Task directions: Each line containing the word "Average" must be reported.

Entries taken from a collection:
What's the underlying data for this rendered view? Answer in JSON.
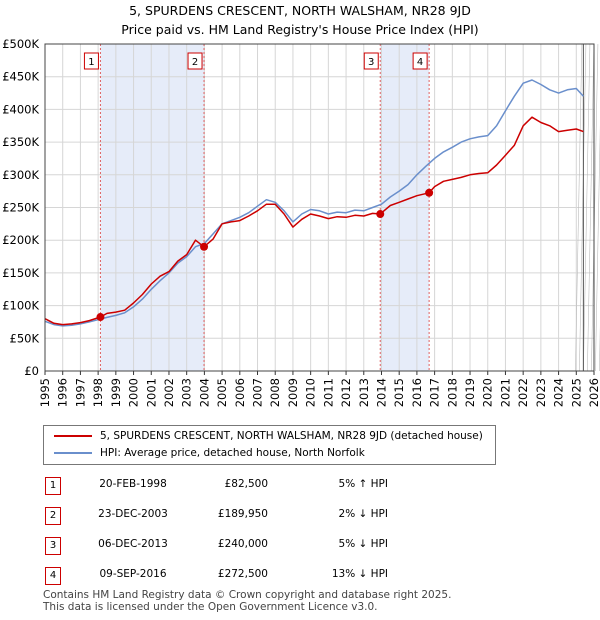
{
  "chart_data": {
    "type": "line",
    "title": "5, SPURDENS CRESCENT, NORTH WALSHAM, NR28 9JD",
    "subtitle": "Price paid vs. HM Land Registry's House Price Index (HPI)",
    "xlabel": "",
    "ylabel": "",
    "xlim": [
      1995,
      2026
    ],
    "ylim": [
      0,
      500000
    ],
    "x_ticks": [
      "1995",
      "1996",
      "1997",
      "1998",
      "1999",
      "2000",
      "2001",
      "2002",
      "2003",
      "2004",
      "2005",
      "2006",
      "2007",
      "2008",
      "2009",
      "2010",
      "2011",
      "2012",
      "2013",
      "2014",
      "2015",
      "2016",
      "2017",
      "2018",
      "2019",
      "2020",
      "2021",
      "2022",
      "2023",
      "2024",
      "2025",
      "2026"
    ],
    "y_ticks": [
      {
        "value": 0,
        "label": "£0"
      },
      {
        "value": 50000,
        "label": "£50K"
      },
      {
        "value": 100000,
        "label": "£100K"
      },
      {
        "value": 150000,
        "label": "£150K"
      },
      {
        "value": 200000,
        "label": "£200K"
      },
      {
        "value": 250000,
        "label": "£250K"
      },
      {
        "value": 300000,
        "label": "£300K"
      },
      {
        "value": 350000,
        "label": "£350K"
      },
      {
        "value": 400000,
        "label": "£400K"
      },
      {
        "value": 450000,
        "label": "£450K"
      },
      {
        "value": 500000,
        "label": "£500K"
      }
    ],
    "grid": true,
    "shaded_periods": [
      [
        1998.13,
        2003.98
      ],
      [
        2013.93,
        2016.69
      ]
    ],
    "series": [
      {
        "name": "5, SPURDENS CRESCENT, NORTH WALSHAM, NR28 9JD (detached house)",
        "color": "#cc0000",
        "x": [
          1995.0,
          1995.5,
          1996.0,
          1996.5,
          1997.0,
          1997.5,
          1998.13,
          1998.5,
          1999.0,
          1999.5,
          2000.0,
          2000.5,
          2001.0,
          2001.5,
          2002.0,
          2002.5,
          2003.0,
          2003.5,
          2003.98,
          2004.5,
          2005.0,
          2005.5,
          2006.0,
          2006.5,
          2007.0,
          2007.5,
          2008.0,
          2008.5,
          2009.0,
          2009.5,
          2010.0,
          2010.5,
          2011.0,
          2011.5,
          2012.0,
          2012.5,
          2013.0,
          2013.5,
          2013.93,
          2014.5,
          2015.0,
          2015.5,
          2016.0,
          2016.69,
          2017.0,
          2017.5,
          2018.0,
          2018.5,
          2019.0,
          2019.5,
          2020.0,
          2020.5,
          2021.0,
          2021.5,
          2022.0,
          2022.5,
          2023.0,
          2023.5,
          2024.0,
          2024.5,
          2025.0,
          2025.4
        ],
        "values": [
          80000,
          73000,
          71000,
          72000,
          74000,
          77000,
          82500,
          88000,
          90000,
          93000,
          104000,
          117000,
          133000,
          145000,
          152000,
          168000,
          178000,
          200000,
          189950,
          202000,
          225000,
          228000,
          230000,
          237000,
          245000,
          255000,
          255000,
          240000,
          220000,
          232000,
          240000,
          237000,
          233000,
          236000,
          235000,
          238000,
          237000,
          241000,
          240000,
          253000,
          258000,
          263000,
          268000,
          272500,
          282000,
          290000,
          293000,
          296000,
          300000,
          302000,
          303000,
          315000,
          330000,
          345000,
          375000,
          388000,
          380000,
          375000,
          366000,
          368000,
          370000,
          366000
        ]
      },
      {
        "name": "HPI: Average price, detached house, North Norfolk",
        "color": "#6a8fcc",
        "x": [
          1995.0,
          1995.5,
          1996.0,
          1996.5,
          1997.0,
          1997.5,
          1998.0,
          1998.5,
          1999.0,
          1999.5,
          2000.0,
          2000.5,
          2001.0,
          2001.5,
          2002.0,
          2002.5,
          2003.0,
          2003.5,
          2004.0,
          2004.5,
          2005.0,
          2005.5,
          2006.0,
          2006.5,
          2007.0,
          2007.5,
          2008.0,
          2008.5,
          2009.0,
          2009.5,
          2010.0,
          2010.5,
          2011.0,
          2011.5,
          2012.0,
          2012.5,
          2013.0,
          2013.5,
          2014.0,
          2014.5,
          2015.0,
          2015.5,
          2016.0,
          2016.5,
          2017.0,
          2017.5,
          2018.0,
          2018.5,
          2019.0,
          2019.5,
          2020.0,
          2020.5,
          2021.0,
          2021.5,
          2022.0,
          2022.5,
          2023.0,
          2023.5,
          2024.0,
          2024.5,
          2025.0,
          2025.4
        ],
        "values": [
          76000,
          71000,
          69000,
          70000,
          72000,
          75000,
          78500,
          82000,
          85000,
          89000,
          98000,
          110000,
          125000,
          138000,
          150000,
          165000,
          175000,
          190000,
          195000,
          210000,
          225000,
          230000,
          235000,
          242000,
          252000,
          262000,
          258000,
          245000,
          228000,
          240000,
          247000,
          245000,
          240000,
          243000,
          242000,
          246000,
          245000,
          250000,
          255000,
          266000,
          275000,
          285000,
          300000,
          313000,
          325000,
          335000,
          342000,
          350000,
          355000,
          358000,
          360000,
          375000,
          398000,
          420000,
          440000,
          445000,
          438000,
          430000,
          425000,
          430000,
          432000,
          420000
        ]
      }
    ],
    "sale_markers": [
      {
        "label": "1",
        "x": 1998.13,
        "y": 82500
      },
      {
        "label": "2",
        "x": 2003.98,
        "y": 189950
      },
      {
        "label": "3",
        "x": 2013.93,
        "y": 240000
      },
      {
        "label": "4",
        "x": 2016.69,
        "y": 272500
      }
    ]
  },
  "legend": [
    {
      "label": "5, SPURDENS CRESCENT, NORTH WALSHAM, NR28 9JD (detached house)",
      "color": "#cc0000"
    },
    {
      "label": "HPI: Average price, detached house, North Norfolk",
      "color": "#6a8fcc"
    }
  ],
  "sales": [
    {
      "num": "1",
      "date": "20-FEB-1998",
      "price": "£82,500",
      "hpi": "5% ↑ HPI"
    },
    {
      "num": "2",
      "date": "23-DEC-2003",
      "price": "£189,950",
      "hpi": "2% ↓ HPI"
    },
    {
      "num": "3",
      "date": "06-DEC-2013",
      "price": "£240,000",
      "hpi": "5% ↓ HPI"
    },
    {
      "num": "4",
      "date": "09-SEP-2016",
      "price": "£272,500",
      "hpi": "13% ↓ HPI"
    }
  ],
  "footer": {
    "line1": "Contains HM Land Registry data © Crown copyright and database right 2025.",
    "line2": "This data is licensed under the Open Government Licence v3.0."
  }
}
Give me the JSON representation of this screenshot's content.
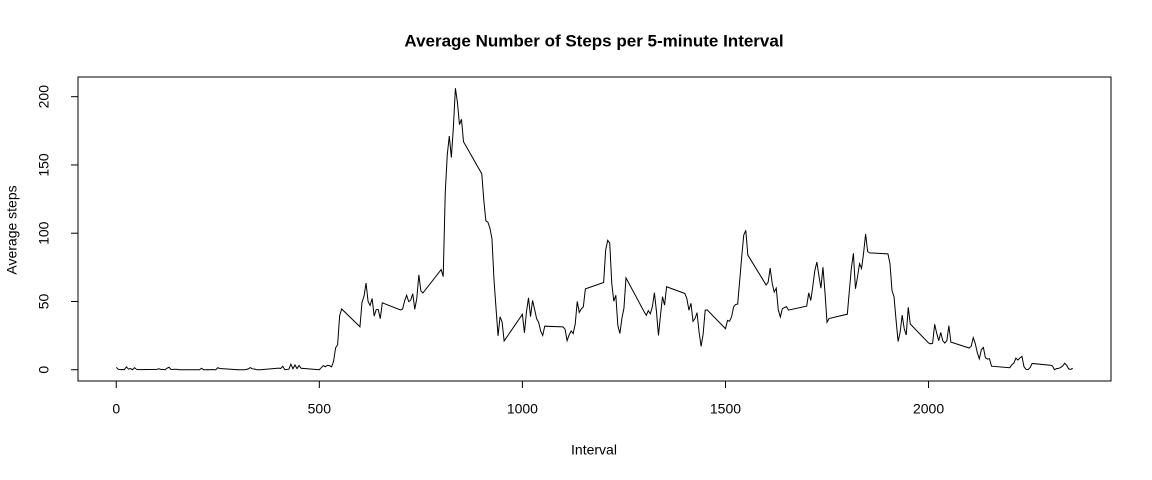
{
  "chart_data": {
    "type": "line",
    "title": "Average Number of Steps per 5-minute Interval",
    "x_label": "Interval",
    "y_label": "Average steps",
    "color": "#000000",
    "xlim": [
      -94.2,
      2449.2
    ],
    "ylim": [
      -8.25,
      214.42
    ],
    "xticks": [
      0,
      500,
      1000,
      1500,
      2000
    ],
    "yticks": [
      0,
      50,
      100,
      150,
      200
    ],
    "x": [
      0,
      5,
      10,
      15,
      20,
      25,
      30,
      35,
      40,
      45,
      50,
      55,
      100,
      105,
      110,
      115,
      120,
      125,
      130,
      135,
      140,
      145,
      150,
      155,
      200,
      205,
      210,
      215,
      220,
      225,
      230,
      235,
      240,
      245,
      250,
      255,
      300,
      305,
      310,
      315,
      320,
      325,
      330,
      335,
      340,
      345,
      350,
      355,
      400,
      405,
      410,
      415,
      420,
      425,
      430,
      435,
      440,
      445,
      450,
      455,
      500,
      505,
      510,
      515,
      520,
      525,
      530,
      535,
      540,
      545,
      550,
      555,
      600,
      605,
      610,
      615,
      620,
      625,
      630,
      635,
      640,
      645,
      650,
      655,
      700,
      705,
      710,
      715,
      720,
      725,
      730,
      735,
      740,
      745,
      750,
      755,
      800,
      805,
      810,
      815,
      820,
      825,
      830,
      835,
      840,
      845,
      850,
      855,
      900,
      905,
      910,
      915,
      920,
      925,
      930,
      935,
      940,
      945,
      950,
      955,
      1000,
      1005,
      1010,
      1015,
      1020,
      1025,
      1030,
      1035,
      1040,
      1045,
      1050,
      1055,
      1100,
      1105,
      1110,
      1115,
      1120,
      1125,
      1130,
      1135,
      1140,
      1145,
      1150,
      1155,
      1200,
      1205,
      1210,
      1215,
      1220,
      1225,
      1230,
      1235,
      1240,
      1245,
      1250,
      1255,
      1300,
      1305,
      1310,
      1315,
      1320,
      1325,
      1330,
      1335,
      1340,
      1345,
      1350,
      1355,
      1400,
      1405,
      1410,
      1415,
      1420,
      1425,
      1430,
      1435,
      1440,
      1445,
      1450,
      1455,
      1500,
      1505,
      1510,
      1515,
      1520,
      1525,
      1530,
      1535,
      1540,
      1545,
      1550,
      1555,
      1600,
      1605,
      1610,
      1615,
      1620,
      1625,
      1630,
      1635,
      1640,
      1645,
      1650,
      1655,
      1700,
      1705,
      1710,
      1715,
      1720,
      1725,
      1730,
      1735,
      1740,
      1745,
      1750,
      1755,
      1800,
      1805,
      1810,
      1815,
      1820,
      1825,
      1830,
      1835,
      1840,
      1845,
      1850,
      1855,
      1900,
      1905,
      1910,
      1915,
      1920,
      1925,
      1930,
      1935,
      1940,
      1945,
      1950,
      1955,
      2000,
      2005,
      2010,
      2015,
      2020,
      2025,
      2030,
      2035,
      2040,
      2045,
      2050,
      2055,
      2100,
      2105,
      2110,
      2115,
      2120,
      2125,
      2130,
      2135,
      2140,
      2145,
      2150,
      2155,
      2200,
      2205,
      2210,
      2215,
      2220,
      2225,
      2230,
      2235,
      2240,
      2245,
      2250,
      2255,
      2300,
      2305,
      2310,
      2315,
      2320,
      2325,
      2330,
      2335,
      2340,
      2345,
      2350,
      2355
    ],
    "values": [
      1.7,
      0.3,
      0.1,
      0.2,
      0.1,
      2.1,
      0.5,
      0.9,
      0,
      1.5,
      0.3,
      0.1,
      0.3,
      0.7,
      0.2,
      0.3,
      0,
      1.1,
      1.8,
      0.2,
      0.2,
      0.4,
      0.3,
      0,
      0,
      0,
      1.1,
      0,
      0,
      0.1,
      0,
      0.2,
      0,
      0,
      1.5,
      0.9,
      0,
      0,
      0,
      0,
      0.2,
      0.6,
      1.6,
      0.6,
      0.5,
      0.1,
      0,
      0,
      1.2,
      0.9,
      2.6,
      0,
      0.3,
      0.4,
      4.1,
      0.7,
      3.5,
      0.8,
      3.1,
      1.1,
      0,
      1.6,
      3,
      2.2,
      3.3,
      3,
      2.1,
      6.1,
      16,
      18.3,
      39.5,
      44.5,
      31.5,
      49.3,
      53.8,
      63.5,
      50,
      47.1,
      52.2,
      39.3,
      44,
      44.2,
      37.4,
      49,
      43.8,
      44.4,
      50.5,
      54.5,
      49.9,
      51,
      55.7,
      44.3,
      52.3,
      69.5,
      57.8,
      56.2,
      73.4,
      68.2,
      129.4,
      157.5,
      171.2,
      155.4,
      177.3,
      206.2,
      195.9,
      179.6,
      183.4,
      167,
      143.5,
      124,
      109.1,
      108.1,
      103.7,
      96,
      66.2,
      45.2,
      24.8,
      38.8,
      35,
      21.1,
      40.6,
      27,
      42.4,
      52.7,
      38.9,
      50.8,
      44.3,
      37.4,
      34.7,
      28.3,
      25.1,
      31.9,
      31.4,
      29.7,
      21.3,
      25.5,
      28.4,
      26.5,
      33.4,
      50,
      42,
      44.6,
      46,
      59.2,
      63.9,
      87.7,
      94.8,
      92.8,
      63.4,
      50.2,
      54.5,
      32.4,
      26.5,
      37.7,
      45.1,
      67.3,
      42.3,
      39.9,
      43.3,
      41,
      46.2,
      56.4,
      42.8,
      25.1,
      40,
      53.5,
      47.3,
      60.8,
      55.8,
      52,
      43.6,
      48.7,
      35.5,
      37.5,
      41.8,
      27.5,
      17.1,
      26.1,
      43.6,
      43.8,
      30,
      36.1,
      35.5,
      38.8,
      46,
      47.8,
      48.1,
      65.3,
      82.9,
      98.7,
      102.1,
      84,
      62.1,
      64.1,
      74.5,
      63.2,
      56.9,
      59.8,
      43.9,
      38.6,
      44.7,
      45.5,
      46.2,
      43.7,
      46.6,
      56.3,
      50.7,
      61.2,
      72.7,
      78.9,
      68.9,
      59.7,
      75.1,
      56.5,
      34.8,
      37.5,
      40.7,
      58,
      74.7,
      85.3,
      59.3,
      67.8,
      77.7,
      74.2,
      85.3,
      99.5,
      86.6,
      85.6,
      84.9,
      77.8,
      58,
      53.4,
      36.3,
      20.7,
      27.4,
      40,
      30.2,
      25.5,
      45.7,
      33.5,
      19.6,
      19,
      19.3,
      33.3,
      26.8,
      21.2,
      27.3,
      21.3,
      19.5,
      21.3,
      32.3,
      20.2,
      15.9,
      17.2,
      23.5,
      19.2,
      12.5,
      8,
      14.7,
      16.3,
      8.7,
      7.8,
      8.1,
      2.6,
      1.5,
      3.7,
      4.8,
      8.5,
      7.1,
      8.7,
      9.8,
      2.2,
      0.3,
      0.1,
      1.6,
      4.6,
      3.3,
      2.8,
      0,
      0.8,
      1,
      1.6,
      2.6,
      4.7,
      3.3,
      0.6,
      0.2,
      1.1
    ]
  }
}
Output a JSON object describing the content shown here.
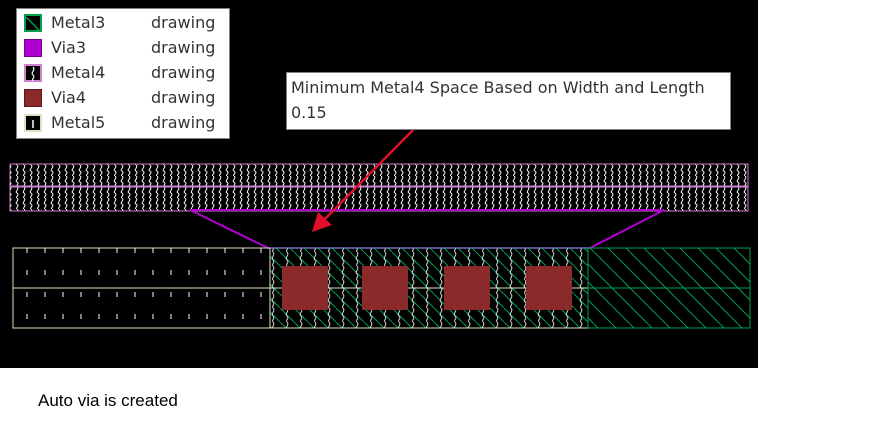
{
  "legend": {
    "items": [
      {
        "layer": "Metal3",
        "purpose": "drawing",
        "icon": "metal3-swatch-icon",
        "color": "#00a050"
      },
      {
        "layer": "Via3",
        "purpose": "drawing",
        "icon": "via3-swatch-icon",
        "color": "#b000d0"
      },
      {
        "layer": "Metal4",
        "purpose": "drawing",
        "icon": "metal4-swatch-icon",
        "color": "#d080d0"
      },
      {
        "layer": "Via4",
        "purpose": "drawing",
        "icon": "via4-swatch-icon",
        "color": "#8b2a2a"
      },
      {
        "layer": "Metal5",
        "purpose": "drawing",
        "icon": "metal5-swatch-icon",
        "color": "#e0e0c0"
      }
    ]
  },
  "callout": {
    "title": "Minimum Metal4 Space Based on Width and Length",
    "value": "0.15"
  },
  "caption": "Auto via is created",
  "colors": {
    "background": "#000000",
    "metal3": "#00a050",
    "metal4": "#d080d0",
    "via3": "#b000d0",
    "via4": "#8b2a2a",
    "metal5": "#e0e0c0",
    "arrow": "#e0102a"
  }
}
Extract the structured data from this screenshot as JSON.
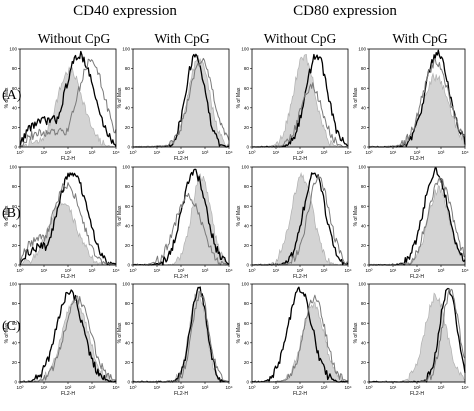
{
  "group_headers": [
    "CD40 expression",
    "CD80 expression"
  ],
  "column_headers": [
    "Without CpG",
    "With CpG",
    "Without CpG",
    "With CpG"
  ],
  "row_labels": [
    "(A)",
    "(B)",
    "(C)"
  ],
  "axes": {
    "x_label": "FL2-H",
    "y_label": "% of Max",
    "x_ticks": [
      "10⁰",
      "10¹",
      "10²",
      "10³",
      "10⁴"
    ],
    "y_ticks": [
      "0",
      "20",
      "40",
      "60",
      "80",
      "100"
    ]
  },
  "colors": {
    "control_fill": "#d4d4d4",
    "control_line": "#b0b0b0",
    "dark_line": "#000000",
    "gray_line": "#7a7a7a"
  },
  "chart_data": {
    "type": "area",
    "x_scale": "log",
    "xlim": [
      1,
      10000
    ],
    "ylim": [
      0,
      100
    ],
    "grid": false,
    "panels": [
      {
        "row": "(A)",
        "column": "Without CpG",
        "group": "CD40 expression",
        "series": [
          {
            "style": "filled",
            "center": 120,
            "width": 0.55,
            "peak": 78,
            "baseline": 5
          },
          {
            "style": "dark",
            "center": 300,
            "width": 0.6,
            "peak": 94,
            "baseline": 28
          },
          {
            "style": "gray",
            "center": 900,
            "width": 0.55,
            "peak": 88,
            "baseline": 15
          }
        ]
      },
      {
        "row": "(A)",
        "column": "With CpG",
        "group": "CD40 expression",
        "series": [
          {
            "style": "filled",
            "center": 550,
            "width": 0.45,
            "peak": 90,
            "baseline": 0
          },
          {
            "style": "dark",
            "center": 400,
            "width": 0.4,
            "peak": 94,
            "baseline": 0
          },
          {
            "style": "gray",
            "center": 700,
            "width": 0.5,
            "peak": 88,
            "baseline": 0
          }
        ]
      },
      {
        "row": "(A)",
        "column": "Without CpG",
        "group": "CD80 expression",
        "series": [
          {
            "style": "filled",
            "center": 150,
            "width": 0.45,
            "peak": 92,
            "baseline": 0
          },
          {
            "style": "dark",
            "center": 500,
            "width": 0.45,
            "peak": 94,
            "baseline": 0
          },
          {
            "style": "gray",
            "center": 300,
            "width": 0.45,
            "peak": 62,
            "baseline": 0
          }
        ]
      },
      {
        "row": "(A)",
        "column": "With CpG",
        "group": "CD80 expression",
        "series": [
          {
            "style": "filled",
            "center": 600,
            "width": 0.55,
            "peak": 72,
            "baseline": 0
          },
          {
            "style": "dark",
            "center": 700,
            "width": 0.5,
            "peak": 96,
            "baseline": 0
          },
          {
            "style": "gray",
            "center": 600,
            "width": 0.55,
            "peak": 86,
            "baseline": 0
          }
        ]
      },
      {
        "row": "(B)",
        "column": "Without CpG",
        "group": "CD40 expression",
        "series": [
          {
            "style": "filled",
            "center": 60,
            "width": 0.6,
            "peak": 62,
            "baseline": 8
          },
          {
            "style": "dark",
            "center": 150,
            "width": 0.6,
            "peak": 95,
            "baseline": 20
          },
          {
            "style": "gray",
            "center": 90,
            "width": 0.6,
            "peak": 82,
            "baseline": 30
          }
        ]
      },
      {
        "row": "(B)",
        "column": "With CpG",
        "group": "CD40 expression",
        "series": [
          {
            "style": "filled",
            "center": 700,
            "width": 0.4,
            "peak": 90,
            "baseline": 0
          },
          {
            "style": "dark",
            "center": 350,
            "width": 0.5,
            "peak": 95,
            "baseline": 0
          },
          {
            "style": "gray",
            "center": 200,
            "width": 0.55,
            "peak": 70,
            "baseline": 0
          }
        ]
      },
      {
        "row": "(B)",
        "column": "Without CpG",
        "group": "CD80 expression",
        "series": [
          {
            "style": "filled",
            "center": 120,
            "width": 0.45,
            "peak": 90,
            "baseline": 0
          },
          {
            "style": "dark",
            "center": 400,
            "width": 0.45,
            "peak": 94,
            "baseline": 0
          },
          {
            "style": "gray",
            "center": 600,
            "width": 0.45,
            "peak": 88,
            "baseline": 0
          }
        ]
      },
      {
        "row": "(B)",
        "column": "With CpG",
        "group": "CD80 expression",
        "series": [
          {
            "style": "filled",
            "center": 800,
            "width": 0.45,
            "peak": 78,
            "baseline": 0
          },
          {
            "style": "dark",
            "center": 600,
            "width": 0.5,
            "peak": 96,
            "baseline": 0
          },
          {
            "style": "gray",
            "center": 900,
            "width": 0.5,
            "peak": 86,
            "baseline": 0
          }
        ]
      },
      {
        "row": "(C)",
        "column": "Without CpG",
        "group": "CD40 expression",
        "series": [
          {
            "style": "filled",
            "center": 200,
            "width": 0.55,
            "peak": 82,
            "baseline": 0
          },
          {
            "style": "dark",
            "center": 120,
            "width": 0.55,
            "peak": 92,
            "baseline": 0
          },
          {
            "style": "gray",
            "center": 250,
            "width": 0.55,
            "peak": 84,
            "baseline": 0
          }
        ]
      },
      {
        "row": "(C)",
        "column": "With CpG",
        "group": "CD40 expression",
        "series": [
          {
            "style": "filled",
            "center": 500,
            "width": 0.35,
            "peak": 92,
            "baseline": 0
          },
          {
            "style": "dark",
            "center": 550,
            "width": 0.35,
            "peak": 94,
            "baseline": 0
          },
          {
            "style": "gray",
            "center": 650,
            "width": 0.35,
            "peak": 90,
            "baseline": 0
          }
        ]
      },
      {
        "row": "(C)",
        "column": "Without CpG",
        "group": "CD80 expression",
        "series": [
          {
            "style": "filled",
            "center": 350,
            "width": 0.45,
            "peak": 80,
            "baseline": 0
          },
          {
            "style": "dark",
            "center": 100,
            "width": 0.5,
            "peak": 94,
            "baseline": 0
          },
          {
            "style": "gray",
            "center": 400,
            "width": 0.45,
            "peak": 86,
            "baseline": 0
          }
        ]
      },
      {
        "row": "(C)",
        "column": "With CpG",
        "group": "CD80 expression",
        "series": [
          {
            "style": "filled",
            "center": 600,
            "width": 0.45,
            "peak": 88,
            "baseline": 0
          },
          {
            "style": "dark",
            "center": 2000,
            "width": 0.35,
            "peak": 96,
            "baseline": 0
          },
          {
            "style": "gray",
            "center": 2500,
            "width": 0.35,
            "peak": 92,
            "baseline": 0
          }
        ]
      }
    ]
  }
}
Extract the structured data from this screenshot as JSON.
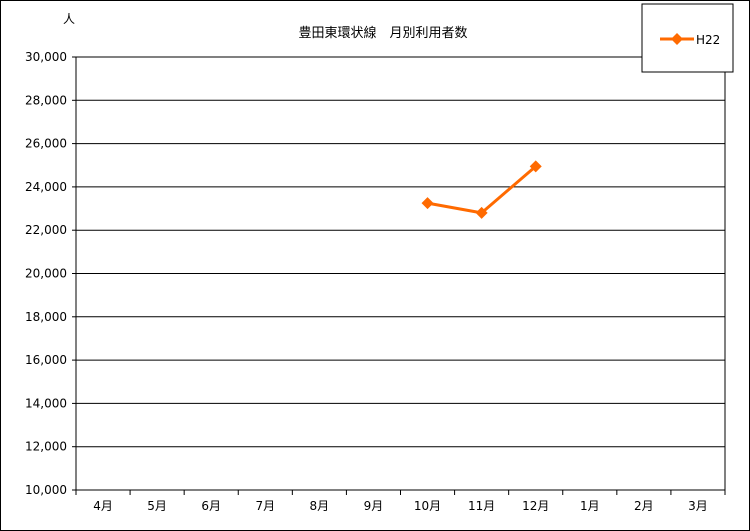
{
  "chart_data": {
    "type": "line",
    "title": "豊田東環状線　月別利用者数",
    "ylabel": "人",
    "xlabel": "",
    "categories": [
      "4月",
      "5月",
      "6月",
      "7月",
      "8月",
      "9月",
      "10月",
      "11月",
      "12月",
      "1月",
      "2月",
      "3月"
    ],
    "ylim": [
      10000,
      30000
    ],
    "ytick_step": 2000,
    "yticks": [
      "10,000",
      "12,000",
      "14,000",
      "16,000",
      "18,000",
      "20,000",
      "22,000",
      "24,000",
      "26,000",
      "28,000",
      "30,000"
    ],
    "grid": true,
    "legend_position": "top-right",
    "series": [
      {
        "name": "H22",
        "color": "#ff6a00",
        "marker": "diamond",
        "values": [
          null,
          null,
          null,
          null,
          null,
          null,
          23250,
          22800,
          24950,
          null,
          null,
          null
        ]
      }
    ]
  }
}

Solution to the problem:
        "name": "HPI: Average price, detached house, North Norfolk",
      "label": "HPI: Average price, detached house, North Norfolk",
    "title": "Average Number of Steps per 5-minute Interval",
    "y_label": "Average steps",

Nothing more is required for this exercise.